Dataset records:
** begin **

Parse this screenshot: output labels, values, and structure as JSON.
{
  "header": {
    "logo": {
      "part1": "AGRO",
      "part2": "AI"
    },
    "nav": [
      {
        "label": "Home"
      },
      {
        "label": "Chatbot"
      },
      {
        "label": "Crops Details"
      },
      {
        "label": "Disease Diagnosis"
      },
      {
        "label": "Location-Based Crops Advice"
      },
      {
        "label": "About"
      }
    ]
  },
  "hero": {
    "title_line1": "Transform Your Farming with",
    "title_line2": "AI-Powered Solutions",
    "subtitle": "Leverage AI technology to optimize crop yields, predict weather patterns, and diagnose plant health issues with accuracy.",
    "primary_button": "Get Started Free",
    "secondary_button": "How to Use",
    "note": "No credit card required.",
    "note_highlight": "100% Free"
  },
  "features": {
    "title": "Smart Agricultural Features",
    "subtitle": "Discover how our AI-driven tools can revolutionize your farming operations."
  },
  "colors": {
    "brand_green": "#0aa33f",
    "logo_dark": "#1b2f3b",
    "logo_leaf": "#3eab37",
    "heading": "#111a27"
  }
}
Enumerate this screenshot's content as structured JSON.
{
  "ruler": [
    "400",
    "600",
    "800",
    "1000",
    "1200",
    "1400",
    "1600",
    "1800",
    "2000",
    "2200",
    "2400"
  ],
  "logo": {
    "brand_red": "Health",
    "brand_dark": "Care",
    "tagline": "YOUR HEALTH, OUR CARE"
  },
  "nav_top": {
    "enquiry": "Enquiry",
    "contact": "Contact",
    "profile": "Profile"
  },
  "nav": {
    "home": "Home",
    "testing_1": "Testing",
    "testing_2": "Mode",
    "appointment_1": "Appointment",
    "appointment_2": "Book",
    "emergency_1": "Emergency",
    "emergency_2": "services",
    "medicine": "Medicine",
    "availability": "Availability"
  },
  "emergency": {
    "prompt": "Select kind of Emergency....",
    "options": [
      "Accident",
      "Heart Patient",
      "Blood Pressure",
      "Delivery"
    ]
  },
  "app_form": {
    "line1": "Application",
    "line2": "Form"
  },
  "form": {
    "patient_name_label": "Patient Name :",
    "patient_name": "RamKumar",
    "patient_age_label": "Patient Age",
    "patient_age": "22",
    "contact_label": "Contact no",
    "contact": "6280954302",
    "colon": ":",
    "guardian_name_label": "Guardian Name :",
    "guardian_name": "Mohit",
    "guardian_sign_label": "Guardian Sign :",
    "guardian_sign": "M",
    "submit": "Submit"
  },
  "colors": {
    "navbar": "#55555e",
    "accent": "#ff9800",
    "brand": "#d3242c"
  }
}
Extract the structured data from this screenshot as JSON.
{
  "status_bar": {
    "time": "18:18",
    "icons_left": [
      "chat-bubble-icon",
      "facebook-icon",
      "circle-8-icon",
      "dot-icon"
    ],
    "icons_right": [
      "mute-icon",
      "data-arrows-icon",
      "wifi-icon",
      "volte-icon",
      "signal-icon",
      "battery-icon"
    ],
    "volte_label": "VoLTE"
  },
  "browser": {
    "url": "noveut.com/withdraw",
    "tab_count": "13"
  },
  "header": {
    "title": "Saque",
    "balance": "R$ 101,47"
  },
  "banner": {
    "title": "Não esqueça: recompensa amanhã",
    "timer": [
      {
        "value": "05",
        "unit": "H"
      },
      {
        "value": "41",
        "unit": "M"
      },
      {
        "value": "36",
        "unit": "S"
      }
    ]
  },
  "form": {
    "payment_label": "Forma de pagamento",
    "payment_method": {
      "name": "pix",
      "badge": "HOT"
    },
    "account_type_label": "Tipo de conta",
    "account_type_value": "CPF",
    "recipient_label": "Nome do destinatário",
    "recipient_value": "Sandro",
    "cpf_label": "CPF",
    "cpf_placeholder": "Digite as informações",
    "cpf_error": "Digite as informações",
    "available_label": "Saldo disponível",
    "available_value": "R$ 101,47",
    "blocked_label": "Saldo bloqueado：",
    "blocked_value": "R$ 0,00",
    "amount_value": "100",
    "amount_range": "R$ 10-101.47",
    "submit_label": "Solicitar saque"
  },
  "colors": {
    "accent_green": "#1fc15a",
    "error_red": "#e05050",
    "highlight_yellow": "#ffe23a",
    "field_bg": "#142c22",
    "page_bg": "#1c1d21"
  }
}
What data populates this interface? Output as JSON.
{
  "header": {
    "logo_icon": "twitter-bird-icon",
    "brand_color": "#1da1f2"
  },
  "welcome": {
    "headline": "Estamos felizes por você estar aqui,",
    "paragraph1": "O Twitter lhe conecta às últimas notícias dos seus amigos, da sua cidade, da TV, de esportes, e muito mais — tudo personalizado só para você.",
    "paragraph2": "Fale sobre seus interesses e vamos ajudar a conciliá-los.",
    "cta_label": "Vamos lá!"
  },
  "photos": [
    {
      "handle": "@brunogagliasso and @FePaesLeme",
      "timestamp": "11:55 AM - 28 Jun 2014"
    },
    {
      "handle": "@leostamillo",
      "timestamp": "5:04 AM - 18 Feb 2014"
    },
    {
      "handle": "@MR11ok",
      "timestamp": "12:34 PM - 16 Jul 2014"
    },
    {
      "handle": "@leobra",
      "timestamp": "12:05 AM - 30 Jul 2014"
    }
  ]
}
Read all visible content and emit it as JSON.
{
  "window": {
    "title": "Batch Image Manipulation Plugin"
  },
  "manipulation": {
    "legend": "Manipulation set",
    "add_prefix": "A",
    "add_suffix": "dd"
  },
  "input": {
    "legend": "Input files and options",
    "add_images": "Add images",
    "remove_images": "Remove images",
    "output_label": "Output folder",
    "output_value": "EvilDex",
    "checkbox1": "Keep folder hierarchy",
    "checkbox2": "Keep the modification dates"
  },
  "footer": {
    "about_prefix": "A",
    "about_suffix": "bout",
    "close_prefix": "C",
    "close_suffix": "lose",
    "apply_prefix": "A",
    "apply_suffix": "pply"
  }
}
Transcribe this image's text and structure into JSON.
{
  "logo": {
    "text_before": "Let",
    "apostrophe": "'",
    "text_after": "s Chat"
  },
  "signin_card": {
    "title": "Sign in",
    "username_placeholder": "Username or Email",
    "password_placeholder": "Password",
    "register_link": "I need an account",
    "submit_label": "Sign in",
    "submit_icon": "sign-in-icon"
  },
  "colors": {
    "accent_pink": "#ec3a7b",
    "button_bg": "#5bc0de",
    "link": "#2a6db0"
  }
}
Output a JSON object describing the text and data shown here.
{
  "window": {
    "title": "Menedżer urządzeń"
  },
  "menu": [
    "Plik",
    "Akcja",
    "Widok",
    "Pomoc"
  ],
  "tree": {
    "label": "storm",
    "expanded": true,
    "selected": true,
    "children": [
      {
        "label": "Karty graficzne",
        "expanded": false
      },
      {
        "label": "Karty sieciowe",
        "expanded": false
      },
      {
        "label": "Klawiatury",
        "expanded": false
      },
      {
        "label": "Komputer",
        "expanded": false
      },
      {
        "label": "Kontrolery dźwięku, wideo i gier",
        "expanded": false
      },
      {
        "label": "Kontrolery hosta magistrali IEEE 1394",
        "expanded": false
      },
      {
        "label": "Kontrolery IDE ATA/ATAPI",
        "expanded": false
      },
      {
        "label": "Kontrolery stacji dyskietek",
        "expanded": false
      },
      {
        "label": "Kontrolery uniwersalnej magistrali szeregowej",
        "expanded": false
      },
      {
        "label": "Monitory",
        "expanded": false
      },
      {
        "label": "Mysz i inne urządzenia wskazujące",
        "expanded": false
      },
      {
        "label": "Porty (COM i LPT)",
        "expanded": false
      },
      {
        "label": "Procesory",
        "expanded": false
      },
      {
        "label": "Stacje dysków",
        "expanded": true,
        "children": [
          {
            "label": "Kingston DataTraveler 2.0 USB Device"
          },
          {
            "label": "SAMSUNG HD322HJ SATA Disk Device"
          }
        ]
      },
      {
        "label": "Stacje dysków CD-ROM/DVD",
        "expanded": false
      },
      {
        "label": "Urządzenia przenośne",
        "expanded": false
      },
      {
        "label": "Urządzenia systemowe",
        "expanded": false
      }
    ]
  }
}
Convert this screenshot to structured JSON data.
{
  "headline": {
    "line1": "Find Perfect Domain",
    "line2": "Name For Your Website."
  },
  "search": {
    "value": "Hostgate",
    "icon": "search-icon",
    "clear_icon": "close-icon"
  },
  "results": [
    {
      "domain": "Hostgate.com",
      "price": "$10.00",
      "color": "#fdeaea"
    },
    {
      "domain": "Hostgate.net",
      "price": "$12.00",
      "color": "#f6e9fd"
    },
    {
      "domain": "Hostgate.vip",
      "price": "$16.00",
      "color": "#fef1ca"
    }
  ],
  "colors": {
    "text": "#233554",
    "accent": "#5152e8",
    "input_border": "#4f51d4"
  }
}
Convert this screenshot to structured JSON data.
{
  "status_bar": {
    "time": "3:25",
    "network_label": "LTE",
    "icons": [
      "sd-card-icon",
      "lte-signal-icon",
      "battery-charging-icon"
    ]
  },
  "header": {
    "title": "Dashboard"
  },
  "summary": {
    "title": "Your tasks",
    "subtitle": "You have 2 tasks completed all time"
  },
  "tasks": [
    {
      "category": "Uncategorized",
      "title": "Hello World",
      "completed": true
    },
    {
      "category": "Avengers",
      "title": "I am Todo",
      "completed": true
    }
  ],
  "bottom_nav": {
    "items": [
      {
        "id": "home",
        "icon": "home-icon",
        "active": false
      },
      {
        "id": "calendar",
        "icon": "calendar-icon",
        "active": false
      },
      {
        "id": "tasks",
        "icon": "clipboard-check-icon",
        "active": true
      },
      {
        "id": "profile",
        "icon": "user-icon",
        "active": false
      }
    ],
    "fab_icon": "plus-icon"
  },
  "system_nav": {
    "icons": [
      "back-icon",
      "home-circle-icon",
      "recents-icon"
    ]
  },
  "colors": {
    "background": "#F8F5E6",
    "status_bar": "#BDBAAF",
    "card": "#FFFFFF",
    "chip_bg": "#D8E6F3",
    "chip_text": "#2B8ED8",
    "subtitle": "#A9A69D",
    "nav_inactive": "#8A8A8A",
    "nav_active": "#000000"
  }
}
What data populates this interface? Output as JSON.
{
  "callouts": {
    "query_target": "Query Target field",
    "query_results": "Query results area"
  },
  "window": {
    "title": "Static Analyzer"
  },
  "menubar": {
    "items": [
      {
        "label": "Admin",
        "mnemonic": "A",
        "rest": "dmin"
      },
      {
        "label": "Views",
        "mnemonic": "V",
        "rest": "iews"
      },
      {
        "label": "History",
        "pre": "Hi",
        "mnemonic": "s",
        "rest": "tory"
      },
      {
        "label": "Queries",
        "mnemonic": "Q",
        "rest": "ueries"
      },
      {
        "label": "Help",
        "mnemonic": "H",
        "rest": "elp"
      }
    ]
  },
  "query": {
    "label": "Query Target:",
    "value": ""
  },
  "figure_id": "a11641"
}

** end **

## WHAT IS NEEDED
From the entries above, copy every line where the word "rest" shows up.

## SOLUTION TO THIS PROBLEM
        "rest": "dmin"
        "rest": "iews"
        "rest": "tory"
        "rest": "ueries"
        "rest": "elp"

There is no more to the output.